Your instructions:
Copy the data below exactly.

━━━ Records provided

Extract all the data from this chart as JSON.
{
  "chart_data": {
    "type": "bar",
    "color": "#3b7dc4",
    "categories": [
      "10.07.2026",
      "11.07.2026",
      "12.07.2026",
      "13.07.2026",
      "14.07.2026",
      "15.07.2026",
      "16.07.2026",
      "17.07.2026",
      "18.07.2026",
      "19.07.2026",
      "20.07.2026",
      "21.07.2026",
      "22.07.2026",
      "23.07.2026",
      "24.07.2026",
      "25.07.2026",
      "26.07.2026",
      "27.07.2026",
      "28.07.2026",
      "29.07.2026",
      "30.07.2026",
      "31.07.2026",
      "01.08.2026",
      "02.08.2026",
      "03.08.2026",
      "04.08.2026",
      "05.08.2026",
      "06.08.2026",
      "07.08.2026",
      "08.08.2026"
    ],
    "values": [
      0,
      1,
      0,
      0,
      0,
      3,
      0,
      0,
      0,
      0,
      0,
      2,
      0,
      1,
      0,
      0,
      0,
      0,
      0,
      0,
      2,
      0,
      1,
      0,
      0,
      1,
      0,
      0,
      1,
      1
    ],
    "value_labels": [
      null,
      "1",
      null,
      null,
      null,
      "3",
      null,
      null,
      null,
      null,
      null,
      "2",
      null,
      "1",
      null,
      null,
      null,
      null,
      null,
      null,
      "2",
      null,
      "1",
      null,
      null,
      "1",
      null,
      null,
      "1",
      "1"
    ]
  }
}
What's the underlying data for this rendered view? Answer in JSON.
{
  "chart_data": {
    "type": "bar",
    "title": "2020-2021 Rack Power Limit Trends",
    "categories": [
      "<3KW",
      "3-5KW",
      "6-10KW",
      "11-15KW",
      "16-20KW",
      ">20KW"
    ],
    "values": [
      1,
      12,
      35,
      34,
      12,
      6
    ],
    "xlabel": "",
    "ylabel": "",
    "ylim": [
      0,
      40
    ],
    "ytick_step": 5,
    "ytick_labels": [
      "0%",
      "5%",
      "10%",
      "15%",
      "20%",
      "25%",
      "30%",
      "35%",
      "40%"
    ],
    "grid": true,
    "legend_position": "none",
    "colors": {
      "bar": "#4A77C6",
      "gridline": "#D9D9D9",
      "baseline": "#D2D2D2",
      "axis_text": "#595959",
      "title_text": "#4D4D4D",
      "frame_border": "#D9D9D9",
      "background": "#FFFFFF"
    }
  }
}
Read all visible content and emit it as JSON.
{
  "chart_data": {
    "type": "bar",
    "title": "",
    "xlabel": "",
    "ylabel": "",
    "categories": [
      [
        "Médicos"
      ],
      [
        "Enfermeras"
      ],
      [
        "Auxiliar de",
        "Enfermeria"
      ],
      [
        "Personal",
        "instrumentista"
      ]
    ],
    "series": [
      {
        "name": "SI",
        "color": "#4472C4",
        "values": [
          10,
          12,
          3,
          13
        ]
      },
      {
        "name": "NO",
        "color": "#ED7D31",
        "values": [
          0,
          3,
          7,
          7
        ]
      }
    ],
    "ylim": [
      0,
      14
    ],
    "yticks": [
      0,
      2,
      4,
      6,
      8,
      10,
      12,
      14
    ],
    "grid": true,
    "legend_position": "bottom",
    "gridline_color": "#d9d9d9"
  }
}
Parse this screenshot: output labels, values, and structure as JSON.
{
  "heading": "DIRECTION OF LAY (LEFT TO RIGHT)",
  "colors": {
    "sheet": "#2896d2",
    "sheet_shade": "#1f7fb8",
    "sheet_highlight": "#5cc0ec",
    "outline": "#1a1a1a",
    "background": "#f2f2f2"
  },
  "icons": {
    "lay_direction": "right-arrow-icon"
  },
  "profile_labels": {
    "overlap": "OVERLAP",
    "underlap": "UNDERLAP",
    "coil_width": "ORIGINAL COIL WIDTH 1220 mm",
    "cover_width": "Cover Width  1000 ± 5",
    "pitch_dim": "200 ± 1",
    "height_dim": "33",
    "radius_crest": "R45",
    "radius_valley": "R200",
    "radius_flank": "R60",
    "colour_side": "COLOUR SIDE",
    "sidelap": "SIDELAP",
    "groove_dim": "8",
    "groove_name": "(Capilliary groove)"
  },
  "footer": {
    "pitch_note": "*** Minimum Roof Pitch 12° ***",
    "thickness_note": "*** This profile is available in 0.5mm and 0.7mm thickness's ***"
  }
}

━━━━━━

Written response:
Extract all the data from this chart as JSON.
{
  "chart_data": {
    "type": "bar",
    "color": "#3b7dc4",
    "categories": [
      "10.07.2026",
      "11.07.2026",
      "12.07.2026",
      "13.07.2026",
      "14.07.2026",
      "15.07.2026",
      "16.07.2026",
      "17.07.2026",
      "18.07.2026",
      "19.07.2026",
      "20.07.2026",
      "21.07.2026",
      "22.07.2026",
      "23.07.2026",
      "24.07.2026",
      "25.07.2026",
      "26.07.2026",
      "27.07.2026",
      "28.07.2026",
      "29.07.2026",
      "30.07.2026",
      "31.07.2026",
      "01.08.2026",
      "02.08.2026",
      "03.08.2026",
      "04.08.2026",
      "05.08.2026",
      "06.08.2026",
      "07.08.2026",
      "08.08.2026"
    ],
    "values": [
      0,
      1,
      0,
      0,
      0,
      3,
      0,
      0,
      0,
      0,
      0,
      2,
      0,
      1,
      0,
      0,
      0,
      0,
      0,
      0,
      2,
      0,
      1,
      0,
      0,
      1,
      0,
      0,
      1,
      1
    ],
    "value_labels": [
      null,
      "1",
      null,
      null,
      null,
      "3",
      null,
      null,
      null,
      null,
      null,
      "2",
      null,
      "1",
      null,
      null,
      null,
      null,
      null,
      null,
      "2",
      null,
      "1",
      null,
      null,
      "1",
      null,
      null,
      "1",
      "1"
    ]
  }
}
What's the underlying data for this rendered view? Answer in JSON.
{
  "chart_data": {
    "type": "bar",
    "title": "2020-2021 Rack Power Limit Trends",
    "categories": [
      "<3KW",
      "3-5KW",
      "6-10KW",
      "11-15KW",
      "16-20KW",
      ">20KW"
    ],
    "values": [
      1,
      12,
      35,
      34,
      12,
      6
    ],
    "xlabel": "",
    "ylabel": "",
    "ylim": [
      0,
      40
    ],
    "ytick_step": 5,
    "ytick_labels": [
      "0%",
      "5%",
      "10%",
      "15%",
      "20%",
      "25%",
      "30%",
      "35%",
      "40%"
    ],
    "grid": true,
    "legend_position": "none",
    "colors": {
      "bar": "#4A77C6",
      "gridline": "#D9D9D9",
      "baseline": "#D2D2D2",
      "axis_text": "#595959",
      "title_text": "#4D4D4D",
      "frame_border": "#D9D9D9",
      "background": "#FFFFFF"
    }
  }
}
Read all visible content and emit it as JSON.
{
  "chart_data": {
    "type": "bar",
    "title": "",
    "xlabel": "",
    "ylabel": "",
    "categories": [
      [
        "Médicos"
      ],
      [
        "Enfermeras"
      ],
      [
        "Auxiliar de",
        "Enfermeria"
      ],
      [
        "Personal",
        "instrumentista"
      ]
    ],
    "series": [
      {
        "name": "SI",
        "color": "#4472C4",
        "values": [
          10,
          12,
          3,
          13
        ]
      },
      {
        "name": "NO",
        "color": "#ED7D31",
        "values": [
          0,
          3,
          7,
          7
        ]
      }
    ],
    "ylim": [
      0,
      14
    ],
    "yticks": [
      0,
      2,
      4,
      6,
      8,
      10,
      12,
      14
    ],
    "grid": true,
    "legend_position": "bottom",
    "gridline_color": "#d9d9d9"
  }
}
Parse this screenshot: output labels, values, and structure as JSON.
{
  "heading": "DIRECTION OF LAY (LEFT TO RIGHT)",
  "colors": {
    "sheet": "#2896d2",
    "sheet_shade": "#1f7fb8",
    "sheet_highlight": "#5cc0ec",
    "outline": "#1a1a1a",
    "background": "#f2f2f2"
  },
  "icons": {
    "lay_direction": "right-arrow-icon"
  },
  "profile_labels": {
    "overlap": "OVERLAP",
    "underlap": "UNDERLAP",
    "coil_width": "ORIGINAL COIL WIDTH 1220 mm",
    "cover_width": "Cover Width  1000 ± 5",
    "pitch_dim": "200 ± 1",
    "height_dim": "33",
    "radius_crest": "R45",
    "radius_valley": "R200",
    "radius_flank": "R60",
    "colour_side": "COLOUR SIDE",
    "sidelap": "SIDELAP",
    "groove_dim": "8",
    "groove_name": "(Capilliary groove)"
  },
  "footer": {
    "pitch_note": "*** Minimum Roof Pitch 12° ***",
    "thickness_note": "*** This profile is available in 0.5mm and 0.7mm thickness's ***"
  }
}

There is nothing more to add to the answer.